---------- SUPPLIED DATA
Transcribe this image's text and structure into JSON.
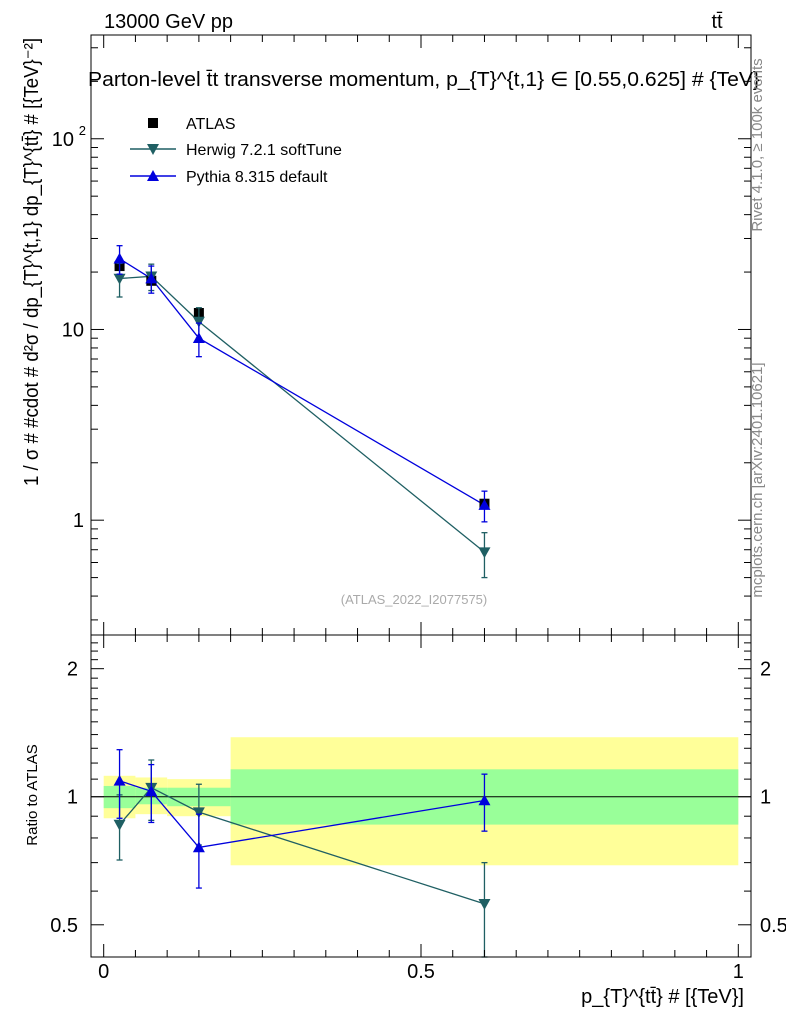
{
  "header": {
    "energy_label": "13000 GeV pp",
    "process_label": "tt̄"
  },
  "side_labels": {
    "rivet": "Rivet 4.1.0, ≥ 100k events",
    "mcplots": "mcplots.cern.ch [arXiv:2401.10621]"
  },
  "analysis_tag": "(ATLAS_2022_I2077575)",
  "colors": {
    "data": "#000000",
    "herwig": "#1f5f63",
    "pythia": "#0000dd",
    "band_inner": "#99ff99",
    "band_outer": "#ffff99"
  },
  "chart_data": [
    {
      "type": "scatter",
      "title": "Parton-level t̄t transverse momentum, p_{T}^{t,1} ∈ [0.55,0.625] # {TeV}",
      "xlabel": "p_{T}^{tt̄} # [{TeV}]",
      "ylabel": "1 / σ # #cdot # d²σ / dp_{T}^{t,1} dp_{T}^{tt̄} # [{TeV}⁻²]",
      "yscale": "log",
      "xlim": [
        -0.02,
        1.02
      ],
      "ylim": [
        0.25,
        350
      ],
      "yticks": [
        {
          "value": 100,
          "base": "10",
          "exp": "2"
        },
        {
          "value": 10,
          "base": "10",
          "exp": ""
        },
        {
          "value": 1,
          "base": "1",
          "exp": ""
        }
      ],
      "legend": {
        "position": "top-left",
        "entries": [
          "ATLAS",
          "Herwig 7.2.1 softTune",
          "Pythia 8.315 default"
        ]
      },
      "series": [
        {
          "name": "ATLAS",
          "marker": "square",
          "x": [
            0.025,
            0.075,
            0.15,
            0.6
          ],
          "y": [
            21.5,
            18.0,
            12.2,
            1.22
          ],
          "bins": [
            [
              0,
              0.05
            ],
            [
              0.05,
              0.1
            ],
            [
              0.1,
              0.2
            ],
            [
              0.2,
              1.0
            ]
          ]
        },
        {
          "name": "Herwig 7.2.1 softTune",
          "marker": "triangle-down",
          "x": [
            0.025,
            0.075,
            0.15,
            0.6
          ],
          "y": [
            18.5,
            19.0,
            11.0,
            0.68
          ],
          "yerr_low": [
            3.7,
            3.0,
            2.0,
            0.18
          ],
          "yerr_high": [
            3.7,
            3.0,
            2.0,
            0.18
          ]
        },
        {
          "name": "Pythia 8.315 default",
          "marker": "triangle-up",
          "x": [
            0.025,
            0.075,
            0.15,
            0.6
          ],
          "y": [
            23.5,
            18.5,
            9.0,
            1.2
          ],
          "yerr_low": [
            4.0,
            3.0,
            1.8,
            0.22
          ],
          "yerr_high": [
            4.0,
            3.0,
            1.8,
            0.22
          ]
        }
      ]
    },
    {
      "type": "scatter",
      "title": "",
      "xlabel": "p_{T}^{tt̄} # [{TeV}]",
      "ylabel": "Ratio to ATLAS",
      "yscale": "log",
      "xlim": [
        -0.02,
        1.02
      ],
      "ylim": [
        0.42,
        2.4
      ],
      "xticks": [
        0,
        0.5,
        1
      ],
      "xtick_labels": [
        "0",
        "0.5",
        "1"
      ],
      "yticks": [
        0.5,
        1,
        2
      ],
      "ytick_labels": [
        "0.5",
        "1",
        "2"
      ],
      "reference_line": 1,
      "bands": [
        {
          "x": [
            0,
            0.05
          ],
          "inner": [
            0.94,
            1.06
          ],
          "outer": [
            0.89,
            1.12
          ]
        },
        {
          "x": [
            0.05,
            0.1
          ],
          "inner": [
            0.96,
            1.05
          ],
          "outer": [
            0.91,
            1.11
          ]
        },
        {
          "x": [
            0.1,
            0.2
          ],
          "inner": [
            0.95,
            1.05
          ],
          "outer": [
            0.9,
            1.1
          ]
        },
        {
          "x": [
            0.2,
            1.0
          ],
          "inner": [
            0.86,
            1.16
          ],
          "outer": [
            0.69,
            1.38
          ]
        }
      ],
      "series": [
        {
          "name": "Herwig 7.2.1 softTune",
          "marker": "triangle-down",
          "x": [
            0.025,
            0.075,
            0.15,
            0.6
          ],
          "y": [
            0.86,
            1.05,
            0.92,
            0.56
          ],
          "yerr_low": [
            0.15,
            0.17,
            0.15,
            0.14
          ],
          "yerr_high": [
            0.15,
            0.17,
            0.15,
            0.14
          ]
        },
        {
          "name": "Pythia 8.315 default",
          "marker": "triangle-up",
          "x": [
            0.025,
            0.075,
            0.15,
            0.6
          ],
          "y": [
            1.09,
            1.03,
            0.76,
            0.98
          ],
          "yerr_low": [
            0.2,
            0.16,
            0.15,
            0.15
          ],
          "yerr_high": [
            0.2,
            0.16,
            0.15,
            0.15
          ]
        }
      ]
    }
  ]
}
--------------------
---------- SUPPLIED DATA
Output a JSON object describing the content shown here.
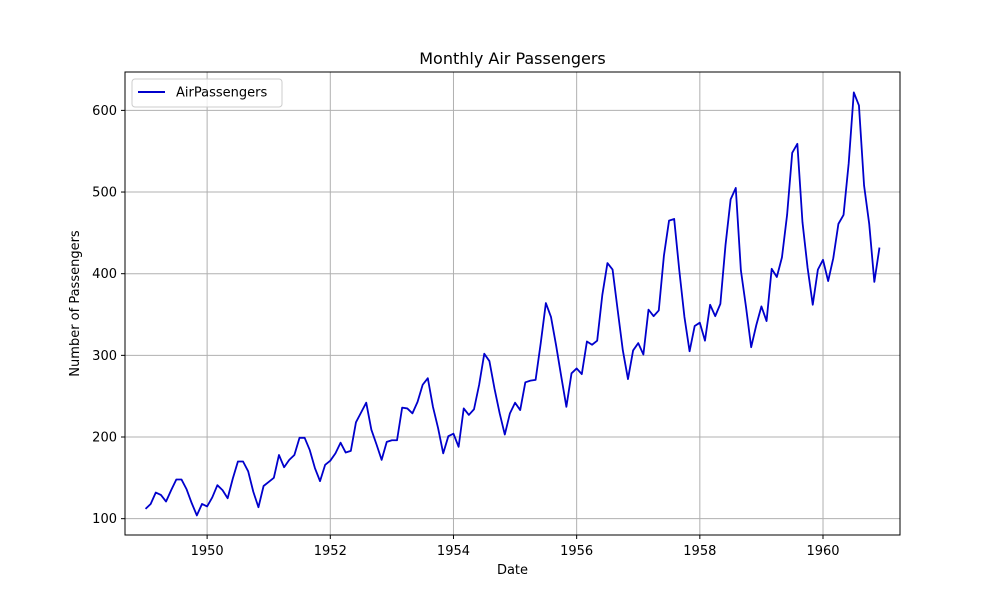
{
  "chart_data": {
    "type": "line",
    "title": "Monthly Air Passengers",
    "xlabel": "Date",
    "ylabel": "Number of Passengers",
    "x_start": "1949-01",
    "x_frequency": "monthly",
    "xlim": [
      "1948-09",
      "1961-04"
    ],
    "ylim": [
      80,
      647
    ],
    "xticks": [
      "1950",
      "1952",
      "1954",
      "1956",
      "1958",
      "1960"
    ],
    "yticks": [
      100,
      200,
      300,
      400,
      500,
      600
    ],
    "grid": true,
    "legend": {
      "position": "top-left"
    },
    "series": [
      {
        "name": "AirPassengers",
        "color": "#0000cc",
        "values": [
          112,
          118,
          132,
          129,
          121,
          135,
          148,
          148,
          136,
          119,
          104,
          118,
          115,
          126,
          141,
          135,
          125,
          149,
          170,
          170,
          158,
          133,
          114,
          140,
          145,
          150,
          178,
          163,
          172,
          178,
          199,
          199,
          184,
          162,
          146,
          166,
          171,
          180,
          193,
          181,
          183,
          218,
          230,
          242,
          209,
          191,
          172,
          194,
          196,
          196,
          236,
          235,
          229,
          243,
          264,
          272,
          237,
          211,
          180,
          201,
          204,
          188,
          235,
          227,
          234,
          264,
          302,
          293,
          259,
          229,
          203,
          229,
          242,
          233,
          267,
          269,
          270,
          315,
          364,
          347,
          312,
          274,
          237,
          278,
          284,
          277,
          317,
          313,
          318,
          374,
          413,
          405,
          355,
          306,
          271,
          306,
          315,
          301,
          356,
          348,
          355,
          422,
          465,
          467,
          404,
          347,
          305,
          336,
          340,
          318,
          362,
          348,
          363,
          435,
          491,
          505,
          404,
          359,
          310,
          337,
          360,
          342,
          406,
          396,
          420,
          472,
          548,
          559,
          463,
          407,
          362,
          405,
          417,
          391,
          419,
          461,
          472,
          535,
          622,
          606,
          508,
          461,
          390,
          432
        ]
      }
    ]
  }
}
--------------------
---------- SUPPLIED DATA
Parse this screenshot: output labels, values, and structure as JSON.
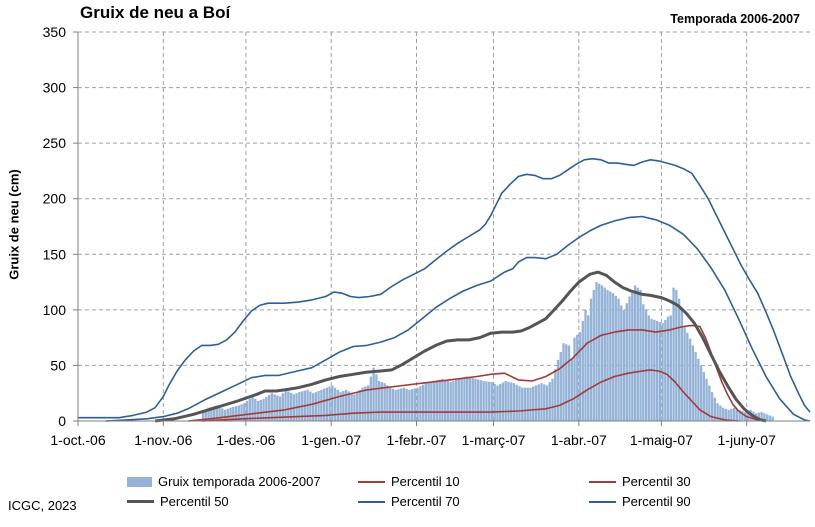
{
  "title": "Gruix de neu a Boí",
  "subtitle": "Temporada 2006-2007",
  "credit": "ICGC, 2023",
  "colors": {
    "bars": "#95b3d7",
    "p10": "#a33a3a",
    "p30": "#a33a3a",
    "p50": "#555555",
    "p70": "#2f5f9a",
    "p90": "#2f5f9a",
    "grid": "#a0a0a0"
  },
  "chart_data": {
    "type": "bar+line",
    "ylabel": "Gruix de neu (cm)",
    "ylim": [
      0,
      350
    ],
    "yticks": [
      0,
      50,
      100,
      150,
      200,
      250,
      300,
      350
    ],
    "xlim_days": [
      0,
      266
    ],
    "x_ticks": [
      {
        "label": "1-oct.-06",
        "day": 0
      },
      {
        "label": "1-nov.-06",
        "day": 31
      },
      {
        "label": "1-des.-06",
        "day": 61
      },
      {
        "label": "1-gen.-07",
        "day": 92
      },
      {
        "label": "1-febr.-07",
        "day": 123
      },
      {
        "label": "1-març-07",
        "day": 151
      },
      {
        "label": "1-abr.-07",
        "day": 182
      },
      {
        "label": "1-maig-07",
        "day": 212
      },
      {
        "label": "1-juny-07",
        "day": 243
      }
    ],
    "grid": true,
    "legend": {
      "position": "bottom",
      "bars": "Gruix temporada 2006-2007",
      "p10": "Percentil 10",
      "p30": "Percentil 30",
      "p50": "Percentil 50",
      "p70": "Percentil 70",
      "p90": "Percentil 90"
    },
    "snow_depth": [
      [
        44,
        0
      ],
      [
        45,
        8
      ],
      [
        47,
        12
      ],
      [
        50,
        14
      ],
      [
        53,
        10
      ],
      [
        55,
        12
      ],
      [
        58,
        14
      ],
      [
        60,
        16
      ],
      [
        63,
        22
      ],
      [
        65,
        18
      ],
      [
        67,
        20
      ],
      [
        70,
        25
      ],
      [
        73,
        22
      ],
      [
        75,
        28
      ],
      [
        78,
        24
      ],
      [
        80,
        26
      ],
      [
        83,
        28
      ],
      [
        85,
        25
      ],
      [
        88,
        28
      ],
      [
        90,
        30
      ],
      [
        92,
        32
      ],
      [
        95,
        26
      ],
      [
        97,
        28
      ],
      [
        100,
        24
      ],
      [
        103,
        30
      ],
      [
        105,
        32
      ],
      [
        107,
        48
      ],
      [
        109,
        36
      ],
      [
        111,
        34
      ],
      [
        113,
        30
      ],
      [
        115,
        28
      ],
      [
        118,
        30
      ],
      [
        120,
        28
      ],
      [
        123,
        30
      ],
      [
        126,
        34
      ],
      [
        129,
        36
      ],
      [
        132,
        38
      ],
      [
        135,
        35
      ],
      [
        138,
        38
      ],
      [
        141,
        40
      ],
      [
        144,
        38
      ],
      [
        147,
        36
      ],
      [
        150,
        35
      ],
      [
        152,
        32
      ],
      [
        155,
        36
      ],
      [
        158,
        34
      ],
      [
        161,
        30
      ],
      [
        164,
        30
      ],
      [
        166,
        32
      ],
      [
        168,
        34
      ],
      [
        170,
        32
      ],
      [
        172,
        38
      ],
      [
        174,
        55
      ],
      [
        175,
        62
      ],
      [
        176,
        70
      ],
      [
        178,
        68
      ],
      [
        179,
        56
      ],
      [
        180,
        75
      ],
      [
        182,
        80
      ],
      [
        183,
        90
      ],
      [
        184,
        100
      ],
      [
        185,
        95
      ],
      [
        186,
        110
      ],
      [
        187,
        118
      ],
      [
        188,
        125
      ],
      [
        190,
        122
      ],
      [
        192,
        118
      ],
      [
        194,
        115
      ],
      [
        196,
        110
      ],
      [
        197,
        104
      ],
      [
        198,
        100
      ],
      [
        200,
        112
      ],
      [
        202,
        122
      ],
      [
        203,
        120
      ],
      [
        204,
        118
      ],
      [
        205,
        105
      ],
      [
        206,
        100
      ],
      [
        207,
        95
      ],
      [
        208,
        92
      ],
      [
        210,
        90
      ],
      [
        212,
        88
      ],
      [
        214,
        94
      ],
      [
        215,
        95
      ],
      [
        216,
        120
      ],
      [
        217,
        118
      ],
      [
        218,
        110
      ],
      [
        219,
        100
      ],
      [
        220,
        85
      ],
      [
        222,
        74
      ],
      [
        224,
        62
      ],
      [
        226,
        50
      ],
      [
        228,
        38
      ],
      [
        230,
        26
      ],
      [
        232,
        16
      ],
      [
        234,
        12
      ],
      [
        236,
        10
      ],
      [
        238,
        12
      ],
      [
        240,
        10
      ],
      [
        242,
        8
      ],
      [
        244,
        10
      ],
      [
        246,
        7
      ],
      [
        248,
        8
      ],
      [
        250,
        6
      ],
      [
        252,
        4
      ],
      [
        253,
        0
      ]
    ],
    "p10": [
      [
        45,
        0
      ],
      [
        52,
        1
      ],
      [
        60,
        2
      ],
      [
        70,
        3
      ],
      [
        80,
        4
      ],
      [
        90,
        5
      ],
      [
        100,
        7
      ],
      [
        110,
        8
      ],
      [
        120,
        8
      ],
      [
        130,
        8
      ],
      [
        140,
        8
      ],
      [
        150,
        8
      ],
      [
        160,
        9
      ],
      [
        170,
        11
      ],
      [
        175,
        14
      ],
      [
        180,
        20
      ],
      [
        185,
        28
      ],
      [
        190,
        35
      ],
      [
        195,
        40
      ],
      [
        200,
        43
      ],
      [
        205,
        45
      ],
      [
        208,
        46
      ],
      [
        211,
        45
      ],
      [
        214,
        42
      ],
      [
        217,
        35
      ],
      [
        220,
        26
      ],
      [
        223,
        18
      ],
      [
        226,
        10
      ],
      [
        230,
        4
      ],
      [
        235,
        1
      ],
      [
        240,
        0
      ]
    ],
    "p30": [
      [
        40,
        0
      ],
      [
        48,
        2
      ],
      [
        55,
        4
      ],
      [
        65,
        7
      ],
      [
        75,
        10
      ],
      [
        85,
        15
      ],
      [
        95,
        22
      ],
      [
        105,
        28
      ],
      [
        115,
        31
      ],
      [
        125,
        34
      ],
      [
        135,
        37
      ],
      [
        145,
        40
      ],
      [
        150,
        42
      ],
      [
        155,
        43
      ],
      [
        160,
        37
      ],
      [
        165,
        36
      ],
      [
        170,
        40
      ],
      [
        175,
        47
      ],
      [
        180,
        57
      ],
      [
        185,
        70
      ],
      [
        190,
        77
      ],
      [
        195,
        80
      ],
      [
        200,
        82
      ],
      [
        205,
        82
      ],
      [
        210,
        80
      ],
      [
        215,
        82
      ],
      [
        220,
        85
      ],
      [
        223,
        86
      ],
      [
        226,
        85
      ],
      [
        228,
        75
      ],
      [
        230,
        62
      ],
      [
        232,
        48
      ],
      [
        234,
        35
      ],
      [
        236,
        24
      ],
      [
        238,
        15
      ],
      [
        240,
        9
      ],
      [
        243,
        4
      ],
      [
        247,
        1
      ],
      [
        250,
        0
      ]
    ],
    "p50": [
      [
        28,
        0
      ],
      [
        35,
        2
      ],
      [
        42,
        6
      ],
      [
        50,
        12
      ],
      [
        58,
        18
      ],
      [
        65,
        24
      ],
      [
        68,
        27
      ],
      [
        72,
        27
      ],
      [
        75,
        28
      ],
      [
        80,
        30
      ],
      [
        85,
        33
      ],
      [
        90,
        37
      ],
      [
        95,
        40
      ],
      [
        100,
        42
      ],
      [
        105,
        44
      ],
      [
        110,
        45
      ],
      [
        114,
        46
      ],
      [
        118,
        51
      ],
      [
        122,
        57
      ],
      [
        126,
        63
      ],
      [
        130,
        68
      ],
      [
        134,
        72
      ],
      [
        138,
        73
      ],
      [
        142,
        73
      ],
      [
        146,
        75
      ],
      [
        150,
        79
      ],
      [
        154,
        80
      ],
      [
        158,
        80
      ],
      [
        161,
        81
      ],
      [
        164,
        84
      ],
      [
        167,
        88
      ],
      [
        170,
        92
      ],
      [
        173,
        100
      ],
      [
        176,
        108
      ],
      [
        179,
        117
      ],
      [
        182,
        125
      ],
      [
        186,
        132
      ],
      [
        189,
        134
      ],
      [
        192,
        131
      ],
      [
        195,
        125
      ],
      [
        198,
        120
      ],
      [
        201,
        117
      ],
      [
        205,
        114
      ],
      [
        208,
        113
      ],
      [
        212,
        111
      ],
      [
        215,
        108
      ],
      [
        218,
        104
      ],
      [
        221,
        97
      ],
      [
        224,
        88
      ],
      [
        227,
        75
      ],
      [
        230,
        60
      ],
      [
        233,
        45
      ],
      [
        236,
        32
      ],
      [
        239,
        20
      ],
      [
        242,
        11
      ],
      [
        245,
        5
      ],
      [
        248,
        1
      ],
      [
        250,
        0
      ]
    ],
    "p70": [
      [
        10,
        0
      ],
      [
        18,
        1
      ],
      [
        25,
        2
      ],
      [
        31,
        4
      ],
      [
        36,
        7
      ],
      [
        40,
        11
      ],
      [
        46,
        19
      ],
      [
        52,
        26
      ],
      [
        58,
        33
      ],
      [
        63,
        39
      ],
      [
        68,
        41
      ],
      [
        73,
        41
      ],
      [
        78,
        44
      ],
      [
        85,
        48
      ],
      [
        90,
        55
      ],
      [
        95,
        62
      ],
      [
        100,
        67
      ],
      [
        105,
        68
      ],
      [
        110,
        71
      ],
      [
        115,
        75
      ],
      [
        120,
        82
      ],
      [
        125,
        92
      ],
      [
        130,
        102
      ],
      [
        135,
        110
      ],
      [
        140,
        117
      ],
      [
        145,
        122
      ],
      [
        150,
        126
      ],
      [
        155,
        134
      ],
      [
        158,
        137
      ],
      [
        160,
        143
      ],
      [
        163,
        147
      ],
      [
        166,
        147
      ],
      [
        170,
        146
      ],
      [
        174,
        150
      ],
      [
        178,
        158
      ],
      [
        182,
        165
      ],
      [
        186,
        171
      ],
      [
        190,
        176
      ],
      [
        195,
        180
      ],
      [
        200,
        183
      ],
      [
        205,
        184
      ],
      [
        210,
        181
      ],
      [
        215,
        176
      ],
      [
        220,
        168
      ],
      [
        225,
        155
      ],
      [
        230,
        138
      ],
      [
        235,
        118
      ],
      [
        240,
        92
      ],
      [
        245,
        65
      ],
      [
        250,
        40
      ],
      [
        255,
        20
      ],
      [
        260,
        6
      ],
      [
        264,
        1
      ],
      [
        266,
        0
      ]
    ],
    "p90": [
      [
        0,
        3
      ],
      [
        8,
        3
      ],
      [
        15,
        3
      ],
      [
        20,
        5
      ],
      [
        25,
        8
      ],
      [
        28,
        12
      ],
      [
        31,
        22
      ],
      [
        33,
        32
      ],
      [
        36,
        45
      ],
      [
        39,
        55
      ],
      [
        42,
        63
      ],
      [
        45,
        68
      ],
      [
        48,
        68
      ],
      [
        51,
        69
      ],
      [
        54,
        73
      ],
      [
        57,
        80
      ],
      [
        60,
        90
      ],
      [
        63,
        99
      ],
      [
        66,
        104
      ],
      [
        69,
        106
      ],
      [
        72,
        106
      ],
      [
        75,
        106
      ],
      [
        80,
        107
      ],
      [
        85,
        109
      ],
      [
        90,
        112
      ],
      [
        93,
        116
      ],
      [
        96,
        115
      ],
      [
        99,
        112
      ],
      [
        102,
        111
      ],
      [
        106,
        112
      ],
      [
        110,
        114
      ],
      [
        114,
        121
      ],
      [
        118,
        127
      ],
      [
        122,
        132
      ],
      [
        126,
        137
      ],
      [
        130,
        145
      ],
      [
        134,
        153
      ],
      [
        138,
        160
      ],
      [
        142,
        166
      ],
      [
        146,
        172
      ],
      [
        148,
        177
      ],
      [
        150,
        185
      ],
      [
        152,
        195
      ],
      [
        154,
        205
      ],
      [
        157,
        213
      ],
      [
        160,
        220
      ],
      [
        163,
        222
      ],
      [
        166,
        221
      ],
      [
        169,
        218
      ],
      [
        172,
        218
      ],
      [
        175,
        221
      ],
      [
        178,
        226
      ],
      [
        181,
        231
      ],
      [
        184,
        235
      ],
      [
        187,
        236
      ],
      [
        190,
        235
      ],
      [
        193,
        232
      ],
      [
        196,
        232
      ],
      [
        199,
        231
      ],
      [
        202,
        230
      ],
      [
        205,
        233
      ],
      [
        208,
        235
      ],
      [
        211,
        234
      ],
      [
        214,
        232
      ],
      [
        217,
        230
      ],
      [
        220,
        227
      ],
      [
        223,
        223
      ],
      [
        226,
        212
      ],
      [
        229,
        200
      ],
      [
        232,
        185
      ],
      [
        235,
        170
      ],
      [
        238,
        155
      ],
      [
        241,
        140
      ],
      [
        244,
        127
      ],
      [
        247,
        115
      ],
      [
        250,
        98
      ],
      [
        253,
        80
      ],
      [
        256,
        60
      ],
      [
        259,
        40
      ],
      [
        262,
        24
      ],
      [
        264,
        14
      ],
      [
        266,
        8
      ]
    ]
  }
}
--------------------
== THE TASK ==
Search the records for the string "structure" and return every line in which it occurs.

== TASK RESULT ==
Transcribe this image's text and structure into JSON.
Parse this screenshot: output labels, values, and structure as JSON.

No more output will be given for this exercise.